-- Start Selection --
No humble Pi for coding campaigners

The 22 PC is off to a flyer - and its timing couldn't be better says Johnny Minkley

If you picked up a national newspaper, or tuned into a major news broadcaster over the past few days, it will have been hard to miss the excitable reporting of it.

Even the most obdurate antagonists of video games, such as the Mail, the Metro and film critic Roger Ebert, hailed the arrival of the 22 credit card-sized PC expected to inspire a new generation of game designers.

Naturally, much of the coverage outside the games media did not lead with the gaming angle -Raspberry Pi's mission to get kids coding takes in a wide spectrum of industries, from visual effects to banking and beyond.

But, whether it's Frontier chairman and Raspberry Pi trustee David Braben taking to the airwaves to extol the virtues of programming, or the indefatigable Ian Livingstone pestering the Government into backing the teaching of it, the media hype and consumer hysteria surrounding Pi's launch has marked the latest success in a broader campaign in which the games industry has played the defining role - and from which it now stands to reap the rewards.

It's worth reflecting on how startlingly well the planets have aligned here. Raspberry Pi arrives three months after the 30th anniversary of BBC Micro, the computer that sparked the coding craze of the '80s, and not quite two months since Michael Gove, the Education Secretary, announced plans to ditch the teaching of "dull and demotivating" ICT in favour of programming in UK schools - the main recommendation of last February's Livingstone-Hope Next Gen report.

Meanwhile, on the 30th anniversary of the BBC's Computer Literacy Project, early details have emerged of the corporation's own "BBC Micro 2" initiative, a development platform understood to be tied to a new series of supporting educational broadcasts designed, again, to help children learn to code.

With an intoxicating mix of amazing new technology and timely nostalgia for the 'good old days', sharpened by bleak visions of Britain's technologically handicapped future, it's little wonder the story caught on.

As clever as it is, Raspberry Pi, six years in development, could have ended up as little more than an eccentric novelty had it emerged in a different climate. Now, the goal to get one into the hands of every British school kid seems a lot more plausible with coding set to return to the classroom.

"With an intoxicating mix of amazing new technology and timely nostalgia for the 'good old days', sharpened by bleak visions of Britain's technologically handicapped future, it's little wonder the story caught on."

Equally, in the case of the Livingstone-Hope report, what could have been idly dismissed as special-pleading gained serious weight when Google chairman Eric Schmidt was persuaded to commit the tech colossus to the cause.
-- End Selection --
**To be done:**
1. In the Raspberry Pi article, how many years was Raspberry Pi in development?
2. Reproduce the Raspberry Pi article between "But, whether it's" and "reap the rewards.", inclusive.
-- Start Entries provided --
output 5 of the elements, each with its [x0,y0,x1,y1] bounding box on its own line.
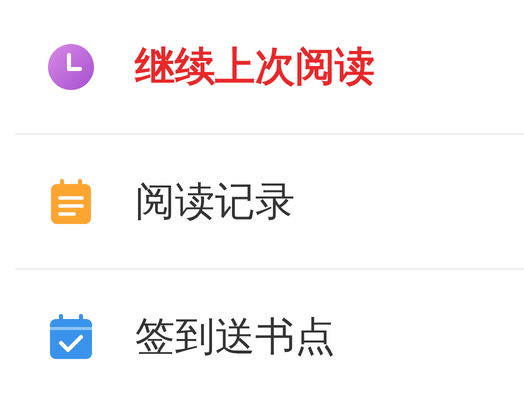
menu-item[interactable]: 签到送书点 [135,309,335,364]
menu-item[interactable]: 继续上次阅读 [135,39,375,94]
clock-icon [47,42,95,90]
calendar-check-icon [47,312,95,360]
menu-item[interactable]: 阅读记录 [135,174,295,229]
-- End Entries provided --
-- Start Entries provided --
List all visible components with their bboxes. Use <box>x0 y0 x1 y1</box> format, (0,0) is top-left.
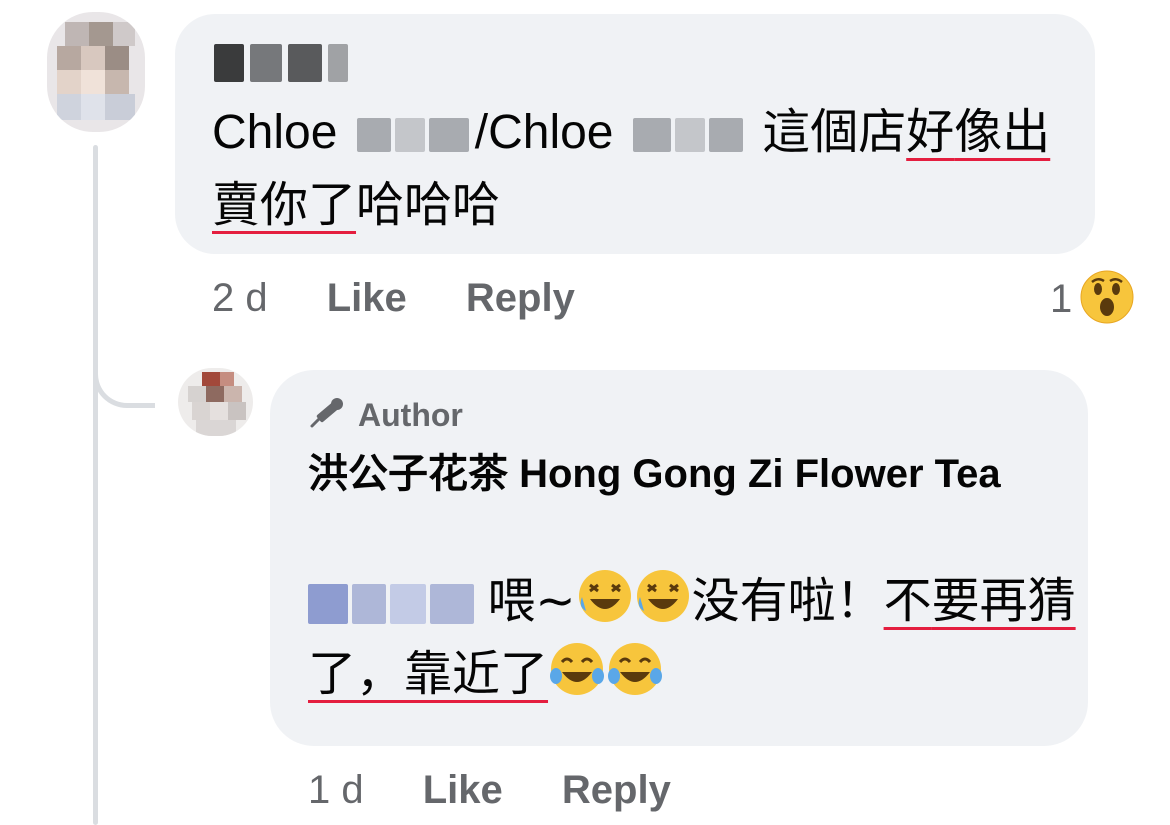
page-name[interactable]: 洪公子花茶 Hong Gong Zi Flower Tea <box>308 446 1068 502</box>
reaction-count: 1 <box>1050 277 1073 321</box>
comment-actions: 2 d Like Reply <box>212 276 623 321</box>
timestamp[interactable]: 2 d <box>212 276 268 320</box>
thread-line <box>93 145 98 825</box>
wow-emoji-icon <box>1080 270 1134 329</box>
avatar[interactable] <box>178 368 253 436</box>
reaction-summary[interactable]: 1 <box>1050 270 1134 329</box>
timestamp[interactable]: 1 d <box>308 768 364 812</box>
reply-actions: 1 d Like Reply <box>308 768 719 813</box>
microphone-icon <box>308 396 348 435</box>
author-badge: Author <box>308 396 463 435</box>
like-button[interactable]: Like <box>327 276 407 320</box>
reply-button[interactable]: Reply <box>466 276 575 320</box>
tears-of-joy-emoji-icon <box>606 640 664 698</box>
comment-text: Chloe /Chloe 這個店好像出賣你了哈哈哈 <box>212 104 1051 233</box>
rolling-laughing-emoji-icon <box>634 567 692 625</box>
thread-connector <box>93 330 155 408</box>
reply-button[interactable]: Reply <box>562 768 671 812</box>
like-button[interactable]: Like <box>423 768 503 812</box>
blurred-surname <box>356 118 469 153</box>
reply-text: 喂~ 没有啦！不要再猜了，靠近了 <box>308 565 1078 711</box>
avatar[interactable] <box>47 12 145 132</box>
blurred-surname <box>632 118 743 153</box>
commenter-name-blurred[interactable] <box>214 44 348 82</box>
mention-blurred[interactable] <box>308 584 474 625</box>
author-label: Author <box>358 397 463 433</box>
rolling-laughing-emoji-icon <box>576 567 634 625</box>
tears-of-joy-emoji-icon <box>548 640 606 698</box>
-- End Entries provided --
-- Start Entries provided --
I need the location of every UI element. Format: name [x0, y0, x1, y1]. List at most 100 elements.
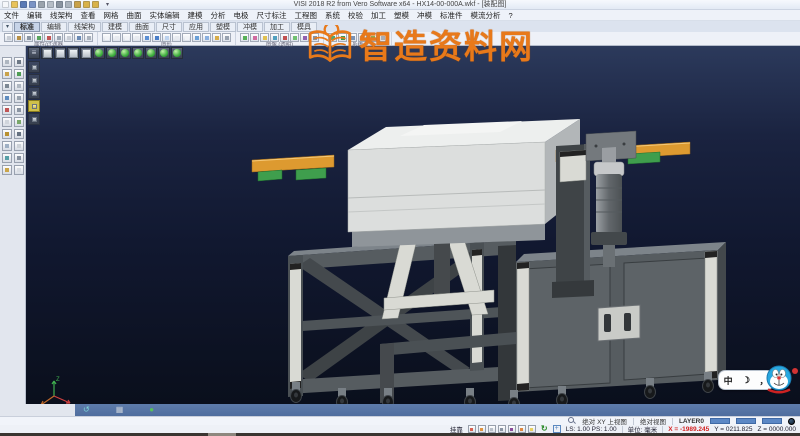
-- End Entries provided --
**Response list:**
1. Six years.

2.
But, whether it's Frontier chairman and Raspberry Pi trustee David Braben taking to the airwaves to extol the virtues of programming, or the indefatigable Ian Livingstone pestering the Government into backing the teaching of it, the media hype and consumer hysteria surrounding Pi's launch has marked the latest success in a broader campaign in which the games industry has played the defining role - and from which it now stands to reap the rewards.